Written instruction 1 >> List every person mentioned by name in the passage about how speakers handle audience questions.
Written instruction 2 >> In the dataset rows, reproduce everything from the line containing "274, 384, 291]" down to the line containing "control-panel-icon bbox=[34, 8, 50, 24]", both of those lines included.

Page >>

— BEGIN —

A lot of authors/speakers alienate me at their appearances because of how they handle the question and answer period. KRS-One appeared like an absolute certain-of-his-own-infallable-genius full-of-un-thought-out-contradictions/convictions idiot as he attempted to deal with audience questions when I saw him in 1990. Chomsky blew it for me, yelling at someone that had a different opinion than him. Chomsky testily claimed that the data that he had seen about an event trumped the audience member’s personal lived experience of that event. Of all people, Oliver Stone impressed me the most with his approach to his audience, which I witnessed when I worked at his Portland book tour appearance in the late ’90s. He listened intently to every audience member question and really tried to answer all of them as if it mattered, with thought, honesty, humor, and thoroughness; not ignoring, redirecting, misunderstanding, or evading the varied questions. Pinchbeck announced before his “reading” even really began that he would only allow “questions” and not rants, psychedelic blow-by-blows (those were his territory), or anything that wasn’t specifically aimed at asking him for something; he was the one that was going to be doing the talking. While I can imagine the type of ravings that he was trying to avoid, he twice cut off audience members who had somewhat long, but related riffs that they wanted to add to the the thought stew; a very egoistic effort on his part that bothered me, given that we were all there to learn, and he wasn’t otherwise trying to be some I-know-it-all-guru-prophet in his presentation. Internet carpings I had read criticized Pinchbeck for his perceived egoism and narcissism, and his lack of desire to listen to anything his audience had to say related to his own explorations, certainly gave me that impression. I really appreciate the way Grant Morrison paid attention to his readers’ experiences when he was on his Invisibles journey, and did a lot of learning and growing through the interchange, and I would respond better to Pinchbeck if he shared more of this approach.

— END —

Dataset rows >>
— BEGIN —

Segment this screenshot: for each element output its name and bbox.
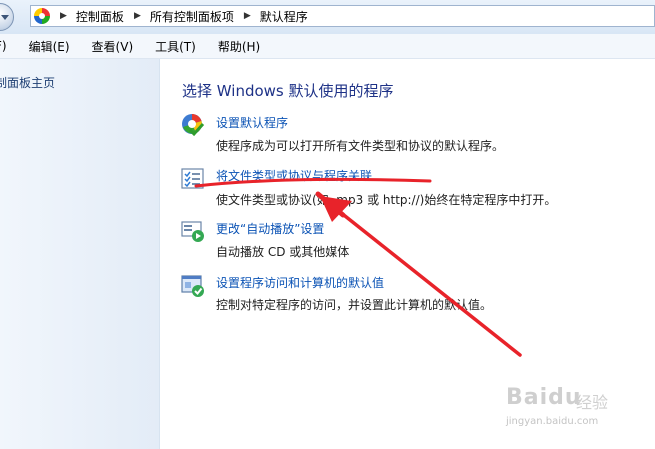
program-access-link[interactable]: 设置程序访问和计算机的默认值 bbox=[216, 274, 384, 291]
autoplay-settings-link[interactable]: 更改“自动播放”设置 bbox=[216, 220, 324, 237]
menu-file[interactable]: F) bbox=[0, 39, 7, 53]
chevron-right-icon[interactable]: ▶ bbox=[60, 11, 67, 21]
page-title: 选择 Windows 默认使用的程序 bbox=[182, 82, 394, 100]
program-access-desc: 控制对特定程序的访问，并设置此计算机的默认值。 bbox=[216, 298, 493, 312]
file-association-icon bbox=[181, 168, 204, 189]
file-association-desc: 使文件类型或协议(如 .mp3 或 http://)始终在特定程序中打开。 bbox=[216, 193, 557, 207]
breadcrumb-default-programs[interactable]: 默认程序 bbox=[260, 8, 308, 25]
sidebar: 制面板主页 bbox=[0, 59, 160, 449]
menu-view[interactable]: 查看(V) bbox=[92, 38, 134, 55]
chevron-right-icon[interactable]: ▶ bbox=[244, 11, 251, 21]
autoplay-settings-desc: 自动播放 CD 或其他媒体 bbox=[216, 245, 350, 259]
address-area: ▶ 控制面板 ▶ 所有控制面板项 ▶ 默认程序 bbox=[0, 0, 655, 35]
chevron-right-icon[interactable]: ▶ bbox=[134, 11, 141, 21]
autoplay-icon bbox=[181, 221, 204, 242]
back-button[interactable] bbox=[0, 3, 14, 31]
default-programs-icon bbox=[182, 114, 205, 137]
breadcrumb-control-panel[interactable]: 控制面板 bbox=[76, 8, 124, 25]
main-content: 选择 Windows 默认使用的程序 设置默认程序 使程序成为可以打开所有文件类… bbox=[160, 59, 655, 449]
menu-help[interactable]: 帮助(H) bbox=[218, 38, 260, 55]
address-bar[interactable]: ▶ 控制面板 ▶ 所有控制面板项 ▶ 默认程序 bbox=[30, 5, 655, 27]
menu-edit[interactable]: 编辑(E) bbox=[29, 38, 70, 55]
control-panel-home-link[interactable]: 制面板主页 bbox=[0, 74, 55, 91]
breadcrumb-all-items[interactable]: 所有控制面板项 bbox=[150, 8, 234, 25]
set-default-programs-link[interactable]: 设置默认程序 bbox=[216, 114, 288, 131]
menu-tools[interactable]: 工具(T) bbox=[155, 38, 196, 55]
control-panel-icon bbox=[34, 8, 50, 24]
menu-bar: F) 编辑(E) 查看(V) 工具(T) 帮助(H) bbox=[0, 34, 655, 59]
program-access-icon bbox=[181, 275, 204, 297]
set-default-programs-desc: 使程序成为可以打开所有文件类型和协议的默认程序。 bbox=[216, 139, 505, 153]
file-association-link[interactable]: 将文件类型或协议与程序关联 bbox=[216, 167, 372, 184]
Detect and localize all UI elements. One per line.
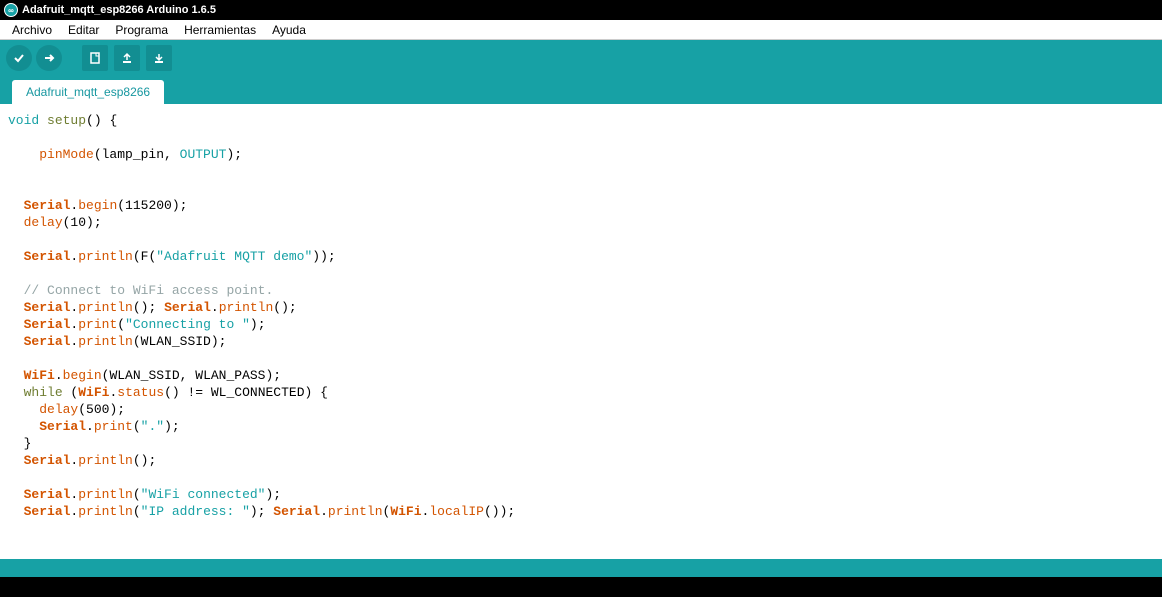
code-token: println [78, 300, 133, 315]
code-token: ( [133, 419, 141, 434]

— END —

Task solution 1 >>
KRS-One
Chomsky
Oliver Stone
Pinchbeck
Grant Morrison

Task solution 2 >>
program-access-link[interactable]: 设置程序访问和计算机的默认值 bbox=[216, 274, 384, 291]
autoplay-settings-link[interactable]: 更改“自动播放”设置 bbox=[216, 220, 324, 237]
menu-file[interactable]: F) bbox=[0, 39, 7, 53]
chevron-right-icon[interactable]: ▶ bbox=[60, 11, 67, 21]
page-title: 选择 Windows 默认使用的程序 bbox=[182, 82, 394, 100]
program-access-desc: 控制对特定程序的访问，并设置此计算机的默认值。 bbox=[216, 298, 493, 312]
file-association-icon bbox=[181, 168, 204, 189]
file-association-desc: 使文件类型或协议(如 .mp3 或 http://)始终在特定程序中打开。 bbox=[216, 193, 557, 207]
breadcrumb-default-programs[interactable]: 默认程序 bbox=[260, 8, 308, 25]
sidebar: 制面板主页 bbox=[0, 59, 160, 449]
menu-view[interactable]: 查看(V) bbox=[92, 38, 134, 55]
chevron-right-icon[interactable]: ▶ bbox=[244, 11, 251, 21]
autoplay-settings-desc: 自动播放 CD 或其他媒体 bbox=[216, 245, 350, 259]
address-area: ▶ 控制面板 ▶ 所有控制面板项 ▶ 默认程序 bbox=[0, 0, 655, 35]
chevron-right-icon[interactable]: ▶ bbox=[134, 11, 141, 21]
autoplay-icon bbox=[181, 221, 204, 242]
back-button[interactable] bbox=[0, 3, 14, 31]
default-programs-icon bbox=[182, 114, 205, 137]
breadcrumb-control-panel[interactable]: 控制面板 bbox=[76, 8, 124, 25]
main-content: 选择 Windows 默认使用的程序 设置默认程序 使程序成为可以打开所有文件类… bbox=[160, 59, 655, 449]
menu-help[interactable]: 帮助(H) bbox=[218, 38, 260, 55]
address-bar[interactable]: ▶ 控制面板 ▶ 所有控制面板项 ▶ 默认程序 bbox=[30, 5, 655, 27]
menu-edit[interactable]: 编辑(E) bbox=[29, 38, 70, 55]
control-panel-home-link[interactable]: 制面板主页 bbox=[0, 74, 55, 91]
breadcrumb-all-items[interactable]: 所有控制面板项 bbox=[150, 8, 234, 25]
set-default-programs-link[interactable]: 设置默认程序 bbox=[216, 114, 288, 131]
menu-tools[interactable]: 工具(T) bbox=[155, 38, 196, 55]
control-panel-icon bbox=[34, 8, 50, 24]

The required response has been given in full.